▸ **READING PASSAGE**
- - -
Media device 120 may also include a buffer management module 120 c and a receive buffer 120 d. Receive buffer 120 d receives video packets for a set of video streams that is transmitted from CDN 105 to media device 120 for a media program. The video packets may be retrieved by the set of processors 120 a from receiver buffer 120 d as media device 120 consumes the video packets. As used herein, encoded content such as video packets may be divided into fixed duration segments (e.g., chunks). The segments or chunks are typically between two and 10 seconds in duration, although they may be longer or shorter. Each second can have 30 or 60 frames. In some embodiments, shorter segments reduce coding efficiency while larger segments impact speed to adapt to changes in network throughput.
In some embodiments, receive buffer 120 d includes three buffer sections 130 a, 130 b, and 130 c. First buffer section 130 a may be for video packets that media device 120 has received from content server 105 but has not consumed for media play. Media device 120 may have acknowledged receipt of the video packets in first buffer section 130 a to CDN 105 via an acknowledgment. Buffer management module 120 c may monitor the rate at which video packets in first buffer section 130 a are retrieved for consumption by media device 120.
Second buffer section 130 b may be for video packets that media device 120 has received from CDN 105 but has not consumed for media play. Media device 120 may not have sent acknowledgments to CDN 105 for the video packets in second buffer section 130 b. Portions of second buffer section 130 b may be categorized as portion of first buffer section 130 a as acknowledgments for video packets in second buffer section 130 b are transmitted to content server 105 from media device 120. Buffer management module 120 c may track the portions of second buffer section 130 b that are categorized as a portion of first video buffer 130 a when media device 120 sends an acknowledgment to CDN 105 for acknowledging receipt of the video packets in second buffer section 130 b.
- - -
▸ **PROVIDED DATA**
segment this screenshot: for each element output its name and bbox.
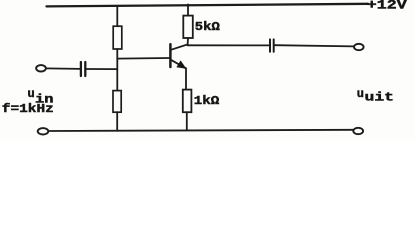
transistor Q1 emitter arrow (176, 60, 186, 68)
wire bottom rail (49, 130, 353, 131)
wire C2 to output terminal (275, 45, 354, 46)
wire rail to R1 (116, 6, 118, 27)
terminal input (open circle) (36, 65, 46, 71)
transistor Q1 collector lead (171, 44, 188, 49)
wire emitter to R4 (185, 68, 187, 89)
wire C1 to base node (86, 68, 117, 70)
capacitor C2 (output coupling) (269, 39, 271, 51)
svg-text:uit: uit (365, 92, 395, 105)
svg-text:f=1kHz: f=1kHz (2, 102, 54, 116)
resistor R4 emitter 1k (183, 90, 192, 113)
resistor R1 (upper bias divider) (113, 26, 122, 49)
svg-text:1kΩ: 1kΩ (194, 94, 220, 108)
svg-text:5kΩ: 5kΩ (195, 20, 220, 34)
wire R2 to bottom rail (116, 112, 118, 131)
resistor R2 (lower bias divider) (113, 91, 121, 113)
wire top supply rail (47, 4, 369, 7)
terminal bottom-right (open circle) (353, 128, 363, 134)
terminal bottom-left (open circle) (38, 128, 49, 134)
svg-text:+12V: +12V (367, 0, 408, 13)
wire rail to R3 (187, 4, 189, 15)
terminal output (open circle) (354, 44, 364, 50)
svg-text:u: u (28, 87, 35, 101)
wire input terminal to C1 (46, 67, 80, 70)
transistor Q1 base bar (169, 44, 172, 67)
wire base (node to transistor) (117, 57, 169, 60)
wire R3 to collector node (187, 38, 189, 45)
svg-text:u: u (357, 87, 364, 101)
wire R4 to bottom rail (186, 112, 188, 130)
transistor Q1 emitter lead (171, 60, 186, 68)
capacitor C1 (input coupling) (80, 62, 82, 76)
resistor R3 collector 5k (183, 16, 193, 38)
wire collector node to C2 (188, 44, 269, 46)
wire R1 to R2 (base node vertical) (116, 49, 118, 91)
- - -
▸ **PROBLEMS**
1. In the passage on media device buffering, how long are the segments or chunks typically?
2. Could you resume the passage on media device buffering, starting right after its last sentence?
Nothing here requires the entries.

▸ **RESPONSES PER TASK**
1. They are typically between two and 10 seconds long.

2.
Third buffer section 130 c may be available for receipt of video packets. Buffer management module 120 c may monitor third buffer section 130 c to determine when third buffer section 130 c receives video packets and is categorized as a portion of second buffer section 130 b. Portions of first buffer section 130 a may be categorized as a portion of third buffer section 130 c as video packets from first buffer section 130 a are consumed. That is, the portion of first buffer section 130 a for which video packets are consumed, may receive new video packets from CDN 105.
The sizes of first, second, and third buffer sections 130 a-130 c together define the maximum buffer size for video packet buffering according to some embodiments. The maximum buffer size may be allocated by media device 120 when opening an initial connection with content server 105. The maximum buffer size typically remains unchanged after the allocation.
FIG. 2 depicts an overview of a representative environment in which the present techniques may be practiced. Video streaming system 200 includes a transcoder device 222, ABR packager 230, content server or CDN 205, network 215, edge cache servers 250 a, 250 b, 250 c and a set of media devices 220. Transcoder device 222, CDN 205 and media devices 220 may operate as described above with reference to FIG. 1's respective components. While not expressly shown, the components in video streaming system 200 include components necessary to function and known by those of skill in the art. For example, transcoder device 222 may include a receive buffer for receiving video content stream 215, as described below.
In some embodiments, transcoder device 222 is configured to receive video content in video content stream 215 from a content/program provider (not shown) over any number of possible distribution networks with the goal of delivering this content to subscriber media devices 220 as an ABR streaming service. As used herein, transcoder device may refer to any device that encodes content into an acceptable format for ABR streaming. Video content stream 215 may be uncompressed video or compressed video (e.g., MPEG-2, H.264 or MPEG-4, AVC/H.264, HEVC/H.265, etc.) according to current standards.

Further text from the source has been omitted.